[Problem statement] Extract the complete listing and repeat it word for word.

[Working data]

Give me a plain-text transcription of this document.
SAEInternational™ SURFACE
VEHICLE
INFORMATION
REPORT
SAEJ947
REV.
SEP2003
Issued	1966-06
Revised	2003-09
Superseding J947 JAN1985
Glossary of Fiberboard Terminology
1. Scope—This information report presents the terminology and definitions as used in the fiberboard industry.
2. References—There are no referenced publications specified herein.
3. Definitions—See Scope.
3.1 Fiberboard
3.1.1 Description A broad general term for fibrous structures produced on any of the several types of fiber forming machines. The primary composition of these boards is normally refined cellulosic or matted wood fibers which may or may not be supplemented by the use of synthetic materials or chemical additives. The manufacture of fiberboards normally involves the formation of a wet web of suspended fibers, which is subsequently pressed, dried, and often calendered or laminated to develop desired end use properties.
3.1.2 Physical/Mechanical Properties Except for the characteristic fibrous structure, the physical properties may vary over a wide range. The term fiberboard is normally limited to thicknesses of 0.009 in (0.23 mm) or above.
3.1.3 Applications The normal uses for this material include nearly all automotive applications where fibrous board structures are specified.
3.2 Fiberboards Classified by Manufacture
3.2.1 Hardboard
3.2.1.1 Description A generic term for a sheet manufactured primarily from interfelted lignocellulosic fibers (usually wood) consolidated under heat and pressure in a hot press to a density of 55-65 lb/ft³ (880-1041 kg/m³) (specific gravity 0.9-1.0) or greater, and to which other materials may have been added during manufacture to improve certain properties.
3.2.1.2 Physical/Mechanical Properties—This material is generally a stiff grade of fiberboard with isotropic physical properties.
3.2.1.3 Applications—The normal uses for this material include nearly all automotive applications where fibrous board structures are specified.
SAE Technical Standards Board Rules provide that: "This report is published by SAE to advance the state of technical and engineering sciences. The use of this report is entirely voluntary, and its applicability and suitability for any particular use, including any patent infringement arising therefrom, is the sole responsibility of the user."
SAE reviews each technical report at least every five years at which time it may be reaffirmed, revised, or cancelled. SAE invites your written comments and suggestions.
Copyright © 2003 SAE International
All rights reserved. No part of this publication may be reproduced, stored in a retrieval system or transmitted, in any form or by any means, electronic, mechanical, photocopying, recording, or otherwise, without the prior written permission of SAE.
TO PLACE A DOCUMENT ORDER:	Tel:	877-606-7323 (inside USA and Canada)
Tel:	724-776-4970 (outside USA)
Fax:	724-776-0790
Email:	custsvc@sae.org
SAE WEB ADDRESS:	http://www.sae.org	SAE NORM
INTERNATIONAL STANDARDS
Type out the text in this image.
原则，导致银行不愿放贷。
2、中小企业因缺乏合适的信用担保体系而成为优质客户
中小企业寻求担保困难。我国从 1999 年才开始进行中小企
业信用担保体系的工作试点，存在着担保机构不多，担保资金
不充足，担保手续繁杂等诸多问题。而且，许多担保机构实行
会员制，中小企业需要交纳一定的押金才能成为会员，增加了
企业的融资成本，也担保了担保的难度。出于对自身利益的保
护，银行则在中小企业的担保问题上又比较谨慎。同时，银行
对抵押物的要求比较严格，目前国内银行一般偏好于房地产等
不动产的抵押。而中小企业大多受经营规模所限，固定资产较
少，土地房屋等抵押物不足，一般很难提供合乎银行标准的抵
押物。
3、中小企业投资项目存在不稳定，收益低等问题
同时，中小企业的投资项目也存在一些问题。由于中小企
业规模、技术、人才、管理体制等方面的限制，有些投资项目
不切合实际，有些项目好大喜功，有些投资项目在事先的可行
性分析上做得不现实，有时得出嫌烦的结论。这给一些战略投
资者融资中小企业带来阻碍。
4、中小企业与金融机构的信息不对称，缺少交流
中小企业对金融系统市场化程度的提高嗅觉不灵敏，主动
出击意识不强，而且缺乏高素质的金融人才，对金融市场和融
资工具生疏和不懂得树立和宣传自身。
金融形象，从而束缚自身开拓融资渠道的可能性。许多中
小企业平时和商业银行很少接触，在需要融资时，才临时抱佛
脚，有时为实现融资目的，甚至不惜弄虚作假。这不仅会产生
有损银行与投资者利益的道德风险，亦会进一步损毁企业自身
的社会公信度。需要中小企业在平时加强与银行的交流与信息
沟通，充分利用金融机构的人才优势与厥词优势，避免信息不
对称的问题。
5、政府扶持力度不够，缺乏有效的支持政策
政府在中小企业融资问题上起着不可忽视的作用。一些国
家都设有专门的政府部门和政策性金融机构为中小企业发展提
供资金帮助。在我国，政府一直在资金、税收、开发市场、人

[Exercise answer]
Give me a plain-text transcription of this document.
SAEInternational™ SURFACE
VEHICLE
INFORMATION
REPORT
SAEJ947
REV.
SEP2003
Issued	1966-06
Revised	2003-09
Superseding J947 JAN1985
Glossary of Fiberboard Terminology
1. Scope—This information report presents the terminology and definitions as used in the fiberboard industry.
2. References—There are no referenced publications specified herein.
3. Definitions—See Scope.
3.1 Fiberboard
3.1.1 Description A broad general term for fibrous structures produced on any of the several types of fiber forming machines. The primary composition of these boards is normally refined cellulosic or matted wood fibers which may or may not be supplemented by the use of synthetic materials or chemical additives. The manufacture of fiberboards normally involves the formation of a wet web of suspended fibers, which is subsequently pressed, dried, and often calendered or laminated to develop desired end use properties.
3.1.2 Physical/Mechanical Properties Except for the characteristic fibrous structure, the physical properties may vary over a wide range. The term fiberboard is normally limited to thicknesses of 0.009 in (0.23 mm) or above.
3.1.3 Applications The normal uses for this material include nearly all automotive applications where fibrous board structures are specified.
3.2 Fiberboards Classified by Manufacture
3.2.1 Hardboard
3.2.1.1 Description A generic term for a sheet manufactured primarily from interfelted lignocellulosic fibers (usually wood) consolidated under heat and pressure in a hot press to a density of 55-65 lb/ft³ (880-1041 kg/m³) (specific gravity 0.9-1.0) or greater, and to which other materials may have been added during manufacture to improve certain properties.
3.2.1.2 Physical/Mechanical Properties—This material is generally a stiff grade of fiberboard with isotropic physical properties.
3.2.1.3 Applications—The normal uses for this material include nearly all automotive applications where fibrous board structures are specified.
SAE Technical Standards Board Rules provide that: "This report is published by SAE to advance the state of technical and engineering sciences. The use of this report is entirely voluntary, and its applicability and suitability for any particular use, including any patent infringement arising therefrom, is the sole responsibility of the user."
SAE reviews each technical report at least every five years at which time it may be reaffirmed, revised, or cancelled. SAE invites your written comments and suggestions.
Copyright © 2003 SAE International
All rights reserved. No part of this publication may be reproduced, stored in a retrieval system or transmitted, in any form or by any means, electronic, mechanical, photocopying, recording, or otherwise, without the prior written permission of SAE.
TO PLACE A DOCUMENT ORDER:	Tel:	877-606-7323 (inside USA and Canada)
Tel:	724-776-4970 (outside USA)
Fax:	724-776-0790
Email:	custsvc@sae.org
SAE WEB ADDRESS:	http://www.sae.org	SAE NORM
INTERNATIONAL STANDARDS
Type out the text in this image.
原则，导致银行不愿放贷。
2、中小企业因缺乏合适的信用担保体系而成为优质客户
中小企业寻求担保困难。我国从 1999 年才开始进行中小企
业信用担保体系的工作试点，存在着担保机构不多，担保资金
不充足，担保手续繁杂等诸多问题。而且，许多担保机构实行
会员制，中小企业需要交纳一定的押金才能成为会员，增加了
企业的融资成本，也担保了担保的难度。出于对自身利益的保
护，银行则在中小企业的担保问题上又比较谨慎。同时，银行
对抵押物的要求比较严格，目前国内银行一般偏好于房地产等
不动产的抵押。而中小企业大多受经营规模所限，固定资产较
少，土地房屋等抵押物不足，一般很难提供合乎银行标准的抵
押物。
3、中小企业投资项目存在不稳定，收益低等问题
同时，中小企业的投资项目也存在一些问题。由于中小企
业规模、技术、人才、管理体制等方面的限制，有些投资项目
不切合实际，有些项目好大喜功，有些投资项目在事先的可行
性分析上做得不现实，有时得出嫌烦的结论。这给一些战略投
资者融资中小企业带来阻碍。
4、中小企业与金融机构的信息不对称，缺少交流
中小企业对金融系统市场化程度的提高嗅觉不灵敏，主动
出击意识不强，而且缺乏高素质的金融人才，对金融市场和融
资工具生疏和不懂得树立和宣传自身。
金融形象，从而束缚自身开拓融资渠道的可能性。许多中
小企业平时和商业银行很少接触，在需要融资时，才临时抱佛
脚，有时为实现融资目的，甚至不惜弄虚作假。这不仅会产生
有损银行与投资者利益的道德风险，亦会进一步损毁企业自身
的社会公信度。需要中小企业在平时加强与银行的交流与信息
沟通，充分利用金融机构的人才优势与厥词优势，避免信息不
对称的问题。
5、政府扶持力度不够，缺乏有效的支持政策
政府在中小企业融资问题上起着不可忽视的作用。一些国
家都设有专门的政府部门和政策性金融机构为中小企业发展提
供资金帮助。在我国，政府一直在资金、税收、开发市场、人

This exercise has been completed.